(Dataset items)
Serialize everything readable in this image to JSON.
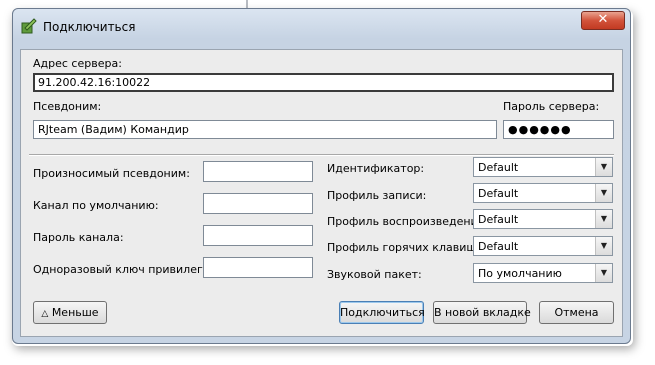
{
  "window": {
    "title": "Подключиться",
    "close_glyph": "✕"
  },
  "server": {
    "address_label": "Адрес сервера:",
    "address_value": "91.200.42.16:10022",
    "nickname_label": "Псевдоним:",
    "nickname_value": "RJteam (Вадим) Командир",
    "password_label": "Пароль сервера:",
    "password_value": "●●●●●●"
  },
  "left_fields": [
    {
      "label": "Произносимый псевдоним:",
      "value": ""
    },
    {
      "label": "Канал по умолчанию:",
      "value": ""
    },
    {
      "label": "Пароль канала:",
      "value": ""
    },
    {
      "label": "Одноразовый ключ привилегий:",
      "value": ""
    }
  ],
  "right_fields": [
    {
      "label": "Идентификатор:",
      "value": "Default"
    },
    {
      "label": "Профиль записи:",
      "value": "Default"
    },
    {
      "label": "Профиль воспроизведения:",
      "value": "Default"
    },
    {
      "label": "Профиль горячих клавиш:",
      "value": "Default"
    },
    {
      "label": "Звуковой пакет:",
      "value": "По умолчанию"
    }
  ],
  "buttons": {
    "less": "Меньше",
    "less_icon": "△",
    "connect": "Подключиться",
    "new_tab": "В новой вкладке",
    "cancel": "Отмена"
  },
  "icons": {
    "app": "teamspeak-connect-icon",
    "dropdown": "▼"
  },
  "colors": {
    "titlebar": "#c6d3e3",
    "close_button": "#d2533b",
    "client_area": "#ececec"
  }
}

Work required:
Transcribe each entry above exactly, apart from the pictures.

Result of this exercise:
Serialize everything readable in this image to JSON.
{
  "window": {
    "title": "Подключиться",
    "close_glyph": "✕"
  },
  "server": {
    "address_label": "Адрес сервера:",
    "address_value": "91.200.42.16:10022",
    "nickname_label": "Псевдоним:",
    "nickname_value": "RJteam (Вадим) Командир",
    "password_label": "Пароль сервера:",
    "password_value": "●●●●●●"
  },
  "left_fields": [
    {
      "label": "Произносимый псевдоним:",
      "value": ""
    },
    {
      "label": "Канал по умолчанию:",
      "value": ""
    },
    {
      "label": "Пароль канала:",
      "value": ""
    },
    {
      "label": "Одноразовый ключ привилегий:",
      "value": ""
    }
  ],
  "right_fields": [
    {
      "label": "Идентификатор:",
      "value": "Default"
    },
    {
      "label": "Профиль записи:",
      "value": "Default"
    },
    {
      "label": "Профиль воспроизведения:",
      "value": "Default"
    },
    {
      "label": "Профиль горячих клавиш:",
      "value": "Default"
    },
    {
      "label": "Звуковой пакет:",
      "value": "По умолчанию"
    }
  ],
  "buttons": {
    "less": "Меньше",
    "less_icon": "△",
    "connect": "Подключиться",
    "new_tab": "В новой вкладке",
    "cancel": "Отмена"
  },
  "icons": {
    "app": "teamspeak-connect-icon",
    "dropdown": "▼"
  },
  "colors": {
    "titlebar": "#c6d3e3",
    "close_button": "#d2533b",
    "client_area": "#ececec"
  }
}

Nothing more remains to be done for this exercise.